→ **TASK MATERIAL**
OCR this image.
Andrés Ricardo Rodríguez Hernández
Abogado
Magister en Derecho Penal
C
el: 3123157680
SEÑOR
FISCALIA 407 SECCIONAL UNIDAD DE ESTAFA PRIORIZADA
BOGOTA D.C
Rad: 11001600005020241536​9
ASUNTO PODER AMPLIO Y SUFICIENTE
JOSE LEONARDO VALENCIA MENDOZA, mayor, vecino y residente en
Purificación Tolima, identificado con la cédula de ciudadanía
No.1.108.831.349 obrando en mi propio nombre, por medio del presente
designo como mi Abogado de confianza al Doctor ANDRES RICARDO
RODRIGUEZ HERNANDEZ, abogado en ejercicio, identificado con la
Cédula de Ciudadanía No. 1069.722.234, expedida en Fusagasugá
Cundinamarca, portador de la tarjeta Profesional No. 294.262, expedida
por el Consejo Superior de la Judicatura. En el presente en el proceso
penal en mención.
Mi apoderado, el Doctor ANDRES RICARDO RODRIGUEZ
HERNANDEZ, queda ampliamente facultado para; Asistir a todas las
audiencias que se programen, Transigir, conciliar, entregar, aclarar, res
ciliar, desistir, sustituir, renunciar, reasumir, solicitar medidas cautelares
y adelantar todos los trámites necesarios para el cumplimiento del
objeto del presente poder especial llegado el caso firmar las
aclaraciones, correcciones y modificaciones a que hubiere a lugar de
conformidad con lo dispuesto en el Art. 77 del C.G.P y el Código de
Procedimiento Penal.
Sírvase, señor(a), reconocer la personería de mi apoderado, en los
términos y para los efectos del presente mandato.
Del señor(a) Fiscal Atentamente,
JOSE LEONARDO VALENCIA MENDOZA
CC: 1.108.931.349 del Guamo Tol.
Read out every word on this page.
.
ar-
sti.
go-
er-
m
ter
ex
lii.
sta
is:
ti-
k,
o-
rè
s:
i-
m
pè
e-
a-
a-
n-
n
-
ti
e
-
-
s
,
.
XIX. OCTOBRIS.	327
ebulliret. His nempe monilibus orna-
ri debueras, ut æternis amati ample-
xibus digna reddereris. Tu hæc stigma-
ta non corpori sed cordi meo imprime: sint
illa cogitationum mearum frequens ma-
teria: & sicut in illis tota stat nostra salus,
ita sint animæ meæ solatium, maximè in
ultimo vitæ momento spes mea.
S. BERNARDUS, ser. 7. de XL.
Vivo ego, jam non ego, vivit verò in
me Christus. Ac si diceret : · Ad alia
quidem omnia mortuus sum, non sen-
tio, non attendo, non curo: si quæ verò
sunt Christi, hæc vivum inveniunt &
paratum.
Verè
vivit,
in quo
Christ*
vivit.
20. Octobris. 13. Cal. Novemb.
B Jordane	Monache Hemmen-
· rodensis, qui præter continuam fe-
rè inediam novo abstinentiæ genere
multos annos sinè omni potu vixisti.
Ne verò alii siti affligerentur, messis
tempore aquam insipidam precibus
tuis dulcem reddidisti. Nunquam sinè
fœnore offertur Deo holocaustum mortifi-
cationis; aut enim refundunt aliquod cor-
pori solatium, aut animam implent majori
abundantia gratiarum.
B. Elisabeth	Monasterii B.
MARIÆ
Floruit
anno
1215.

→ **GIVEN PROBLEM**
Exactly as written, please output every entry.

→ **TASK RESPONSE**
OCR this image.
Andrés Ricardo Rodríguez Hernández
Abogado
Magister en Derecho Penal
C
el: 3123157680
SEÑOR
FISCALIA 407 SECCIONAL UNIDAD DE ESTAFA PRIORIZADA
BOGOTA D.C
Rad: 11001600005020241536​9
ASUNTO PODER AMPLIO Y SUFICIENTE
JOSE LEONARDO VALENCIA MENDOZA, mayor, vecino y residente en
Purificación Tolima, identificado con la cédula de ciudadanía
No.1.108.831.349 obrando en mi propio nombre, por medio del presente
designo como mi Abogado de confianza al Doctor ANDRES RICARDO
RODRIGUEZ HERNANDEZ, abogado en ejercicio, identificado con la
Cédula de Ciudadanía No. 1069.722.234, expedida en Fusagasugá
Cundinamarca, portador de la tarjeta Profesional No. 294.262, expedida
por el Consejo Superior de la Judicatura. En el presente en el proceso
penal en mención.
Mi apoderado, el Doctor ANDRES RICARDO RODRIGUEZ
HERNANDEZ, queda ampliamente facultado para; Asistir a todas las
audiencias que se programen, Transigir, conciliar, entregar, aclarar, res
ciliar, desistir, sustituir, renunciar, reasumir, solicitar medidas cautelares
y adelantar todos los trámites necesarios para el cumplimiento del
objeto del presente poder especial llegado el caso firmar las
aclaraciones, correcciones y modificaciones a que hubiere a lugar de
conformidad con lo dispuesto en el Art. 77 del C.G.P y el Código de
Procedimiento Penal.
Sírvase, señor(a), reconocer la personería de mi apoderado, en los
términos y para los efectos del presente mandato.
Del señor(a) Fiscal Atentamente,
JOSE LEONARDO VALENCIA MENDOZA
CC: 1.108.931.349 del Guamo Tol.
Read out every word on this page.
.
ar-
sti.
go-
er-
m
ter
ex
lii.
sta
is:
ti-
k,
o-
rè
s:
i-
m
pè
e-
a-
a-
n-
n
-
ti
e
-
-
s
,
.
XIX. OCTOBRIS.	327
ebulliret. His nempe monilibus orna-
ri debueras, ut æternis amati ample-
xibus digna reddereris. Tu hæc stigma-
ta non corpori sed cordi meo imprime: sint
illa cogitationum mearum frequens ma-
teria: & sicut in illis tota stat nostra salus,
ita sint animæ meæ solatium, maximè in
ultimo vitæ momento spes mea.
S. BERNARDUS, ser. 7. de XL.
Vivo ego, jam non ego, vivit verò in
me Christus. Ac si diceret : · Ad alia
quidem omnia mortuus sum, non sen-
tio, non attendo, non curo: si quæ verò
sunt Christi, hæc vivum inveniunt &
paratum.
Verè
vivit,
in quo
Christ*
vivit.
20. Octobris. 13. Cal. Novemb.
B Jordane	Monache Hemmen-
· rodensis, qui præter continuam fe-
rè inediam novo abstinentiæ genere
multos annos sinè omni potu vixisti.
Ne verò alii siti affligerentur, messis
tempore aquam insipidam precibus
tuis dulcem reddidisti. Nunquam sinè
fœnore offertur Deo holocaustum mortifi-
cationis; aut enim refundunt aliquod cor-
pori solatium, aut animam implent majori
abundantia gratiarum.
B. Elisabeth	Monasterii B.
MARIÆ
Floruit
anno
1215.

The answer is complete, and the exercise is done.